[What needs to be done]: Locate every line in the material below that has the word "свете". Copy each of those lines.

(Collected data)

☆ ☆ ☆

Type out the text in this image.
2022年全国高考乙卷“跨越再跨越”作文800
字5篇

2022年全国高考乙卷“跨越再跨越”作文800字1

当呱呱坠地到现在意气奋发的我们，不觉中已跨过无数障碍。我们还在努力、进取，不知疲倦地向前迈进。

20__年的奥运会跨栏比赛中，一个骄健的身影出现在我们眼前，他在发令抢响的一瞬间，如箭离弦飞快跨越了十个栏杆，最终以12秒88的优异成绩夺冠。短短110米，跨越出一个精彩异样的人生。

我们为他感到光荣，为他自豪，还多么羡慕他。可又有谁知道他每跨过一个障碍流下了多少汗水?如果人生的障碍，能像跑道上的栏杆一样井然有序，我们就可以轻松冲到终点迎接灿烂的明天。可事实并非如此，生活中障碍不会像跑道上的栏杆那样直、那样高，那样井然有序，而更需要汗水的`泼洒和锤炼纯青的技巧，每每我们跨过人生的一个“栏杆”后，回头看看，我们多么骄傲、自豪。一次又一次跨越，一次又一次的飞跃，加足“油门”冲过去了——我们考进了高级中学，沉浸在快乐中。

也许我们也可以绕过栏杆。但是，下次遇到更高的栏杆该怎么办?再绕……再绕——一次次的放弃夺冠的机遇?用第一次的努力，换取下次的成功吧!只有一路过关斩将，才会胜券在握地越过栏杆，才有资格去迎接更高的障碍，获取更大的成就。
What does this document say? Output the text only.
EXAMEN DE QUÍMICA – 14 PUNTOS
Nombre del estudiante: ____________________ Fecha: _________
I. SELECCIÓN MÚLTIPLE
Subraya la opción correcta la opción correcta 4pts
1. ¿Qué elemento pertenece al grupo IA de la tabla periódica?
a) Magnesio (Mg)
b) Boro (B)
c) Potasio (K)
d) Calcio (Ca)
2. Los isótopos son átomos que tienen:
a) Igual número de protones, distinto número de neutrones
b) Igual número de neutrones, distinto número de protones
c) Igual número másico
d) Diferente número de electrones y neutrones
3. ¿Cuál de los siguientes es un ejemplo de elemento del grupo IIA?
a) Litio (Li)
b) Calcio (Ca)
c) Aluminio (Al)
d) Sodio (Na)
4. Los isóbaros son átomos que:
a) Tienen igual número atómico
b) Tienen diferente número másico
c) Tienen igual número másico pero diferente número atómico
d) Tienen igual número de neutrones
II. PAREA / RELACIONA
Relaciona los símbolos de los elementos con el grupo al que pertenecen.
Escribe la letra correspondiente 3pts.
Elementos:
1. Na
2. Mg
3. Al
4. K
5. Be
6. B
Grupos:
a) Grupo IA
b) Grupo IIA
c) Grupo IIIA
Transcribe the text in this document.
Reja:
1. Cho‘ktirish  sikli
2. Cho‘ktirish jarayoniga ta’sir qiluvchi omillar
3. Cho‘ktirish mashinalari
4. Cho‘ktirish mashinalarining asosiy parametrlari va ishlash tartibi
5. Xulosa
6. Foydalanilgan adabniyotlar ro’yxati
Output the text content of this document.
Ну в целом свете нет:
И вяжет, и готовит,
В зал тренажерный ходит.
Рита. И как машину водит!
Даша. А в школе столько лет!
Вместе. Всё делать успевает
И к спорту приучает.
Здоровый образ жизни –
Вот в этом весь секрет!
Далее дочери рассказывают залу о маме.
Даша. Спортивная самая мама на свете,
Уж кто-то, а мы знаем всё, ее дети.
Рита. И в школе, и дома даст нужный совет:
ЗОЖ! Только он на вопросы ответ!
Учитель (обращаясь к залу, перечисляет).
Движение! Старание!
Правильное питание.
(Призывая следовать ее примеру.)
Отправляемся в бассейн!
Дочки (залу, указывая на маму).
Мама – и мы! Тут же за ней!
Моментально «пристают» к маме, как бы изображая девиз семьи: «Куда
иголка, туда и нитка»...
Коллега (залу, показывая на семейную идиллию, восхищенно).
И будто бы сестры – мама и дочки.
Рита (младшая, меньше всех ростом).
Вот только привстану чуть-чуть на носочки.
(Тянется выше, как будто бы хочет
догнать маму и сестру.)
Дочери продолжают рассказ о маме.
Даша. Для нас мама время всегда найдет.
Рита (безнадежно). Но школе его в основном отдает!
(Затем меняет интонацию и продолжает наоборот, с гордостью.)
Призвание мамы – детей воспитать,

☆ ☆ ☆

[Reply]:
Ну в целом свете нет:
Даша. Спортивная самая мама на свете,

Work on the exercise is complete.